(Requirements):
The entries below contain pictures. Retype everything except those pictures, exactly as given.

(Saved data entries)
______________________________
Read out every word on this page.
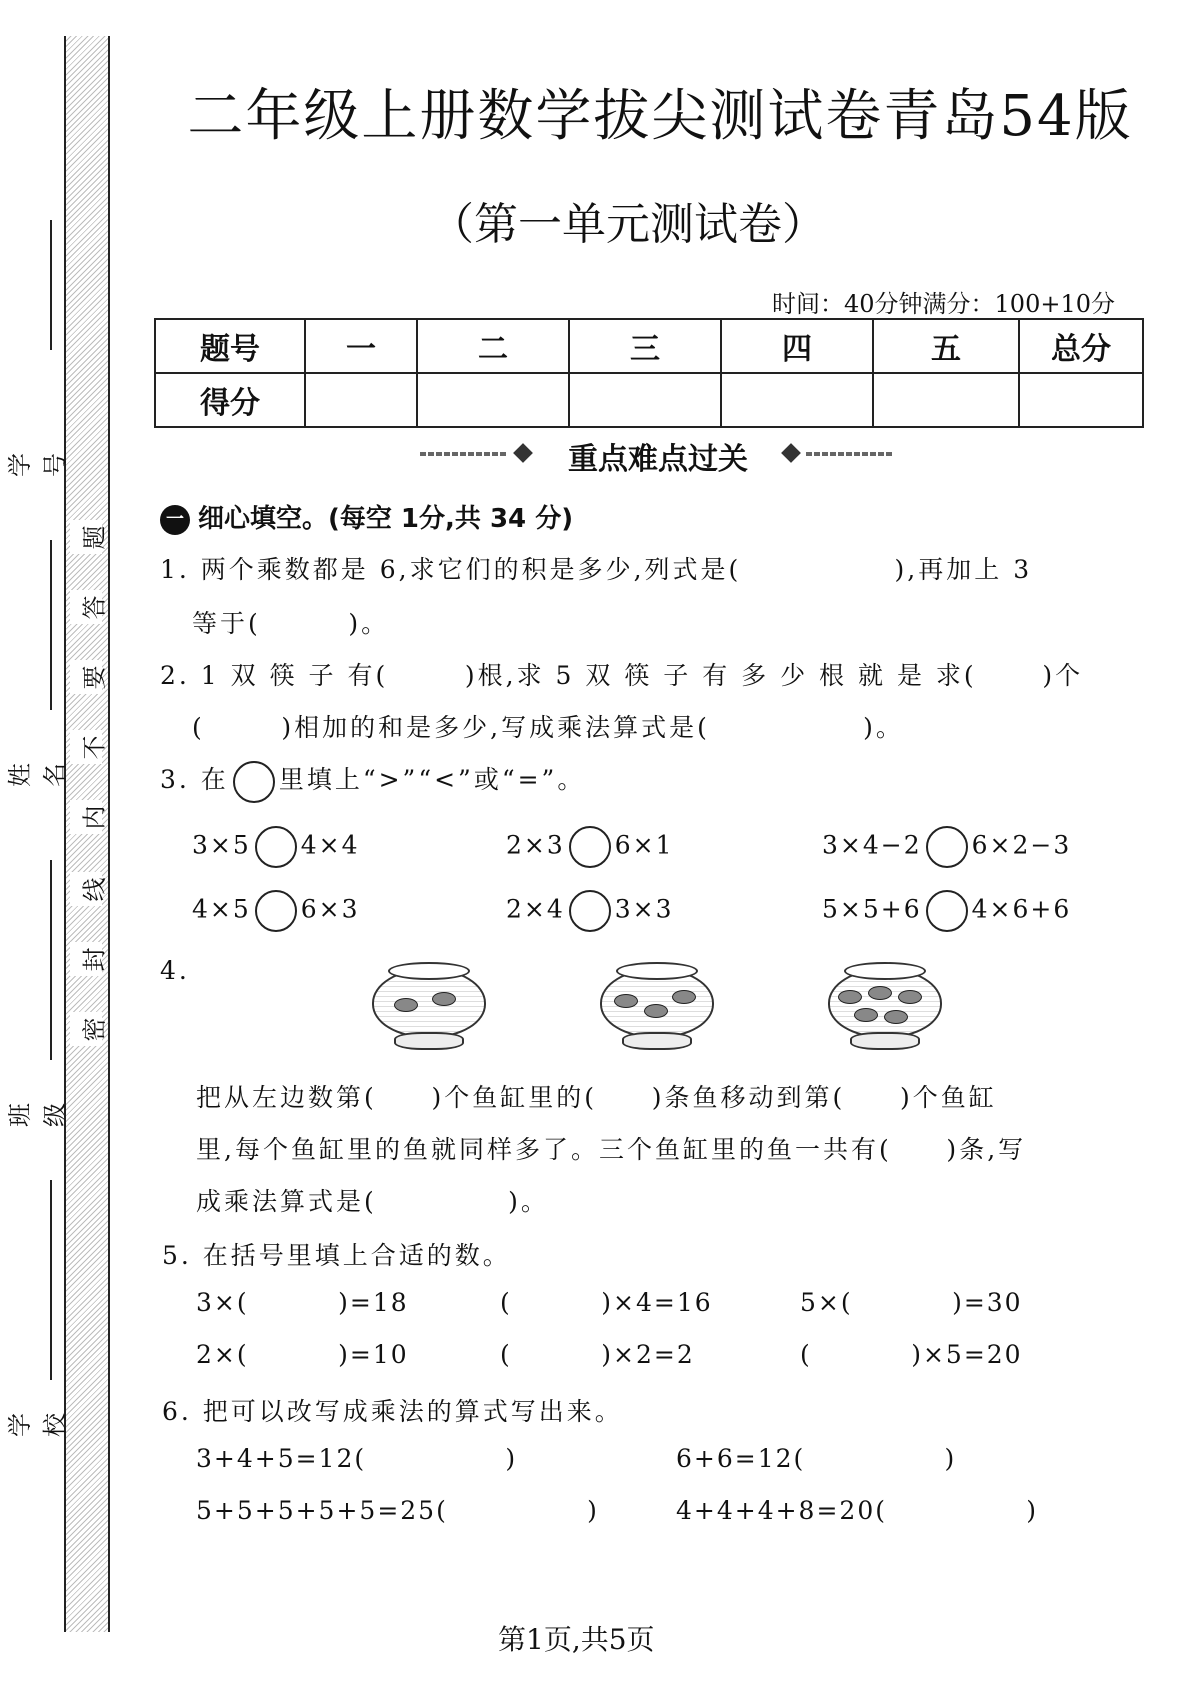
题
答
要
不
内
线
封
密
学号
姓名
班级
学校
二年级上册数学拔尖测试卷青岛54版
（第一单元测试卷）
时间：40分钟满分：100+10分
题号	一	二	三	四	五	总分
得分						
重点难点过关
一 细心填空。(每空 1分,共 34 分)
1. 两个乘数都是 6,求它们的积是多少,列式是(              ),再加上 3
等于(        )。
2. 1 双 筷 子 有(       )根,求 5 双 筷 子 有 多 少 根 就 是 求(      )个
(       )相加的和是多少,写成乘法算式是(              )。
3. 在 里填上“>”“<”或“=”。
3×5 4×4	2×3 6×1	3×4−2 6×2−3
4×5 6×3	2×4 3×3	5×5+6 4×6+6
4.
把从左边数第(     )个鱼缸里的(     )条鱼移动到第(     )个鱼缸
里,每个鱼缸里的鱼就同样多了。三个鱼缸里的鱼一共有(     )条,写
成乘法算式是(            )。
5. 在括号里填上合适的数。
3×(         )=18	(         )×4=16	5×(          )=30
2×(         )=10	(         )×2=2	(          )×5=20
6. 把可以改写成乘法的算式写出来。
3+4+5=12(              )	6+6=12(              )
5+5+5+5+5=25(              )	4+4+4+8=20(              )
第1页,共5页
______________________________
(Task solution):
Read out every word on this page.
题
答
要
不
内
线
封
密
学号
姓名
班级
学校
二年级上册数学拔尖测试卷青岛54版
（第一单元测试卷）
时间：40分钟满分：100+10分
题号	一	二	三	四	五	总分
得分						
重点难点过关
一 细心填空。(每空 1分,共 34 分)
1. 两个乘数都是 6,求它们的积是多少,列式是(              ),再加上 3
等于(        )。
2. 1 双 筷 子 有(       )根,求 5 双 筷 子 有 多 少 根 就 是 求(      )个
(       )相加的和是多少,写成乘法算式是(              )。
3. 在 里填上“>”“<”或“=”。
3×5 4×4	2×3 6×1	3×4−2 6×2−3
4×5 6×3	2×4 3×3	5×5+6 4×6+6
4.
把从左边数第(     )个鱼缸里的(     )条鱼移动到第(     )个鱼缸
里,每个鱼缸里的鱼就同样多了。三个鱼缸里的鱼一共有(     )条,写
成乘法算式是(            )。
5. 在括号里填上合适的数。
3×(         )=18	(         )×4=16	5×(          )=30
2×(         )=10	(         )×2=2	(          )×5=20
6. 把可以改写成乘法的算式写出来。
3+4+5=12(              )	6+6=12(              )
5+5+5+5+5=25(              )	4+4+4+8=20(              )
第1页,共5页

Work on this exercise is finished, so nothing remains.